• Aim of the exercise
Search the entries for the word "this" and pull out each line that has it.
_ _ _ _
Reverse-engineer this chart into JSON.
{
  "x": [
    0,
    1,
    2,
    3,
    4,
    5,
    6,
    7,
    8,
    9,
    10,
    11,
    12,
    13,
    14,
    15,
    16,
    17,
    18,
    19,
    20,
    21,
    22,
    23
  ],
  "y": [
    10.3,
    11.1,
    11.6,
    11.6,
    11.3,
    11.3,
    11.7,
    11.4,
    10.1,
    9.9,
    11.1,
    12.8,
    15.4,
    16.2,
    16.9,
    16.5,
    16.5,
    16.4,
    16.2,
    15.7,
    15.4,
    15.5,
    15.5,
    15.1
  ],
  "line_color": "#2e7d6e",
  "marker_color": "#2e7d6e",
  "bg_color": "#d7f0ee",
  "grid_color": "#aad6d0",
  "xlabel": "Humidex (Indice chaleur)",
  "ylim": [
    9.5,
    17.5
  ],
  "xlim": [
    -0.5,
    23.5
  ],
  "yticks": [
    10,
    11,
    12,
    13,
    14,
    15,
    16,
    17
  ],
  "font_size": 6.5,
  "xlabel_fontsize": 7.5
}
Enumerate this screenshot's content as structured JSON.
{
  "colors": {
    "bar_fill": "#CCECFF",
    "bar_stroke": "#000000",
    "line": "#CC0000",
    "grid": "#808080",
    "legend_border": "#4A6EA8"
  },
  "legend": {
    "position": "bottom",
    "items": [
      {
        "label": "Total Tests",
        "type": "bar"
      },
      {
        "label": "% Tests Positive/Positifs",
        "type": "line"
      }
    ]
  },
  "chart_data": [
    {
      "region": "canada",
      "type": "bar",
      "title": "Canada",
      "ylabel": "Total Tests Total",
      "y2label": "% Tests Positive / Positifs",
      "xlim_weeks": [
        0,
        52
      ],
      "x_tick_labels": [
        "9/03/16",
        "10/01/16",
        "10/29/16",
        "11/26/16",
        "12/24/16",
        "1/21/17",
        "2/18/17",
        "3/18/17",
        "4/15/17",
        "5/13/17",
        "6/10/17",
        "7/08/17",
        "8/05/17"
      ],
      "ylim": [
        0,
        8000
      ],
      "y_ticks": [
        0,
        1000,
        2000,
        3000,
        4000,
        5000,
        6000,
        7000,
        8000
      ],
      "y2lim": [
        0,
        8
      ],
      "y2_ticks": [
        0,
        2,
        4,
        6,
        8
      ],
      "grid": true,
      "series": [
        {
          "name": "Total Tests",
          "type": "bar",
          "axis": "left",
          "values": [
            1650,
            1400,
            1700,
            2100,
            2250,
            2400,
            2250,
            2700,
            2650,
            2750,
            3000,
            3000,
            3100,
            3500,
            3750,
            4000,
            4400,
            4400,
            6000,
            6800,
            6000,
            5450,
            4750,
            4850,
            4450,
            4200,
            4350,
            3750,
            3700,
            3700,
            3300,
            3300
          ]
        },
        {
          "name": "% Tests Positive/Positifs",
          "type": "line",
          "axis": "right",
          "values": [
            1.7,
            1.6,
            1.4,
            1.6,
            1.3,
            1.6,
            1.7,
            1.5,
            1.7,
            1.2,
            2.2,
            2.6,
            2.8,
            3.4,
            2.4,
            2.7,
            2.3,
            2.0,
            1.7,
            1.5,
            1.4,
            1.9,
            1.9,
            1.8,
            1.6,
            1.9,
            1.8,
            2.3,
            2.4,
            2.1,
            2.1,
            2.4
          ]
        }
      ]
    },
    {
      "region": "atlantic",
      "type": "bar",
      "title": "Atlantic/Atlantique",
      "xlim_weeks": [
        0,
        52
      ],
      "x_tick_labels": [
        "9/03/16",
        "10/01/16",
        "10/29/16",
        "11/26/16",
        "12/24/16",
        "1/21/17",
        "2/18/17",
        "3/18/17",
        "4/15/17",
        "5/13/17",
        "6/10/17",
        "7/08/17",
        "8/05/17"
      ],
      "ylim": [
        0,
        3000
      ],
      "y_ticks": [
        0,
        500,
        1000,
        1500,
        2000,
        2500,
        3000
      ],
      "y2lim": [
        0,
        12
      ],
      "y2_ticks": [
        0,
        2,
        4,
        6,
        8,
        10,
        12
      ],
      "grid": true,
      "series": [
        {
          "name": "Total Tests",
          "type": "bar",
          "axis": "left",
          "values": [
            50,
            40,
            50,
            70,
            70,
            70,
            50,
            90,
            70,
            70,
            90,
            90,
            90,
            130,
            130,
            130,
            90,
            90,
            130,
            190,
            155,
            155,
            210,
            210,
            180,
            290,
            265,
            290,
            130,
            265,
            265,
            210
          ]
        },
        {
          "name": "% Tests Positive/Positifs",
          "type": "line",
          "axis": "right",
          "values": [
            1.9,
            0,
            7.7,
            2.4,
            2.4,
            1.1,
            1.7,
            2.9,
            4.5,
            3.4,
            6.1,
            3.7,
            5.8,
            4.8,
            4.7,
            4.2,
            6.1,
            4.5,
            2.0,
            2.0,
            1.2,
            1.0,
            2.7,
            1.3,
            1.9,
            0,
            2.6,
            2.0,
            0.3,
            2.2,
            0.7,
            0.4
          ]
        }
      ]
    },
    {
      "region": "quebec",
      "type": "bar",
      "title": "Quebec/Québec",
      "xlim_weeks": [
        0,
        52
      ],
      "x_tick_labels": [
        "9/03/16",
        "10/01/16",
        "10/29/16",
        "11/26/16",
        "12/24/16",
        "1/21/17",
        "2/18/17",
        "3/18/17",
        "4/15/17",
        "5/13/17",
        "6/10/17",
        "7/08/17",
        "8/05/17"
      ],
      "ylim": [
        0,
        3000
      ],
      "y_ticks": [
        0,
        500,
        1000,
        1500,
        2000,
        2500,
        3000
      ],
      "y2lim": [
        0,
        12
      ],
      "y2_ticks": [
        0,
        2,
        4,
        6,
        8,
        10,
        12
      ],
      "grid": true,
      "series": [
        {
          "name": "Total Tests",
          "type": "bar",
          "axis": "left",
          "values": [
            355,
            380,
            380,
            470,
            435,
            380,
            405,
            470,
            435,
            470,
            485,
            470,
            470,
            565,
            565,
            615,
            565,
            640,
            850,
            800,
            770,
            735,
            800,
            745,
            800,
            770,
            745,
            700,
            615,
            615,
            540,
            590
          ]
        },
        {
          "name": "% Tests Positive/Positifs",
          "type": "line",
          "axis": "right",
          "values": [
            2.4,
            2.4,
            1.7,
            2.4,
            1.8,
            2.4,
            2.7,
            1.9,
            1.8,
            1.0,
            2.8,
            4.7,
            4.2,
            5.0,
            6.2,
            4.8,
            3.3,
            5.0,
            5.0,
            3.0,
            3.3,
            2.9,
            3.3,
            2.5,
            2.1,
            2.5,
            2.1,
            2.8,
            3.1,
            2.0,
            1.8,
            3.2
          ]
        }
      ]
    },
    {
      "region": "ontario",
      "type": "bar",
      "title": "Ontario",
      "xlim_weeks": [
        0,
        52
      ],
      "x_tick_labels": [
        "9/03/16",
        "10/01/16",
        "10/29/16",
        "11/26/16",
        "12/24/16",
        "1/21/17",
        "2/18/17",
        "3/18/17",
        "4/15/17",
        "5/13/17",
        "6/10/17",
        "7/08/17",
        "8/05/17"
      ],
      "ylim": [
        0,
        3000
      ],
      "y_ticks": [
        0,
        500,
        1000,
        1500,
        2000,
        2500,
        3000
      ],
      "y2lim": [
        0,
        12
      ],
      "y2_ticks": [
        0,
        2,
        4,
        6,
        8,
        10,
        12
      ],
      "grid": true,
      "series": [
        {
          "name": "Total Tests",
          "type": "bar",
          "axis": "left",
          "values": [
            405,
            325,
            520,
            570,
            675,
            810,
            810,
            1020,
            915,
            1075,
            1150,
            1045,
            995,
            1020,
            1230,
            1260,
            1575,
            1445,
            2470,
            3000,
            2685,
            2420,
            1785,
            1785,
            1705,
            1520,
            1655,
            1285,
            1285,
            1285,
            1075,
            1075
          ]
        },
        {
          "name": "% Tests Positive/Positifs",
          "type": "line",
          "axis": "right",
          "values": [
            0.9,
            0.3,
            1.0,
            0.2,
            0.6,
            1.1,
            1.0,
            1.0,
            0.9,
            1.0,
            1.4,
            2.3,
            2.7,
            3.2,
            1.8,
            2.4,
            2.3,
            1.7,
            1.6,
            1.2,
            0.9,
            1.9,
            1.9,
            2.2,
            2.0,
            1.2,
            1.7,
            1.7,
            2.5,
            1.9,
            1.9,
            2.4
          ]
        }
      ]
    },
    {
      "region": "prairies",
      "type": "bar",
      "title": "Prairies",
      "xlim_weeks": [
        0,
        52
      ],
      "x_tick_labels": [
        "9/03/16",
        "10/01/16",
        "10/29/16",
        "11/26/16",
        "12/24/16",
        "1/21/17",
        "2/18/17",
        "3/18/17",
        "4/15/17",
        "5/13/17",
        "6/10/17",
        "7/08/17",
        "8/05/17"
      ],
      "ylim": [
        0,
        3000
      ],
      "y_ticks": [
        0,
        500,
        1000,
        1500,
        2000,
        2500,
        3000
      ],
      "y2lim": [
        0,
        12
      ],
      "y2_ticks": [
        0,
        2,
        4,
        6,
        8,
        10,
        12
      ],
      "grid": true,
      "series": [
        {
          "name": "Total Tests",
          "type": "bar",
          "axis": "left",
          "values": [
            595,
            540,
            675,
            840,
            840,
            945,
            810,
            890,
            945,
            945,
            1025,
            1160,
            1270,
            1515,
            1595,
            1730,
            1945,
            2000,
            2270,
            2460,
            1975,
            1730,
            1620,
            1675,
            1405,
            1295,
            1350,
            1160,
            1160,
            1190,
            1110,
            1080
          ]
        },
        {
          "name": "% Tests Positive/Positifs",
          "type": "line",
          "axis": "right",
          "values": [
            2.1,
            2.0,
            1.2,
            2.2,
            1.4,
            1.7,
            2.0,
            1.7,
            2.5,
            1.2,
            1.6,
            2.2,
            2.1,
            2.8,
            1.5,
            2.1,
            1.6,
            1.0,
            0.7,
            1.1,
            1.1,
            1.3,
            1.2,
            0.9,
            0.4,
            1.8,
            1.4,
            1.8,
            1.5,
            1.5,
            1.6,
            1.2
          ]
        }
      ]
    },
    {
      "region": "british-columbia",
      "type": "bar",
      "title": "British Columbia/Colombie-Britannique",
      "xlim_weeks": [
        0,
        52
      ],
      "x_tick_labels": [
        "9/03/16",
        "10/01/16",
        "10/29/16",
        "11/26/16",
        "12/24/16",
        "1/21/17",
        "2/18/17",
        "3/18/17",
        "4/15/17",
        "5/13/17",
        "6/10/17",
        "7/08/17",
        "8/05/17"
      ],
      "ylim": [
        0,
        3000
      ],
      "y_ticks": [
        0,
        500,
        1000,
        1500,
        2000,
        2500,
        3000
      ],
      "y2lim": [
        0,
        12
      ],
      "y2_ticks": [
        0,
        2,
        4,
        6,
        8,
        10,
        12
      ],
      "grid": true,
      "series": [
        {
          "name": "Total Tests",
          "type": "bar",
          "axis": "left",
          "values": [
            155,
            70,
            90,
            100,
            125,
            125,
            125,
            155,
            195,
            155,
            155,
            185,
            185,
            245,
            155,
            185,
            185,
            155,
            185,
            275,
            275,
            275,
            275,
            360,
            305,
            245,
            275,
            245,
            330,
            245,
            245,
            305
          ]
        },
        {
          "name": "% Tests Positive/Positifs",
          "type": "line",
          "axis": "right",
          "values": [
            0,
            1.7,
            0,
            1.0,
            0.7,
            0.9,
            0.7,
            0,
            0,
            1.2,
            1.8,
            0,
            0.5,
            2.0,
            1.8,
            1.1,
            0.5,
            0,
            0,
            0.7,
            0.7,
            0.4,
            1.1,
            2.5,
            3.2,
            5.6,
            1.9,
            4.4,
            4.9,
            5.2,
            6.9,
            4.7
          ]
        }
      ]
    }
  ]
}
_ _ _ _
• Full solution
Reverse-engineer this chart into JSON.
Enumerate this screenshot's content as structured JSON.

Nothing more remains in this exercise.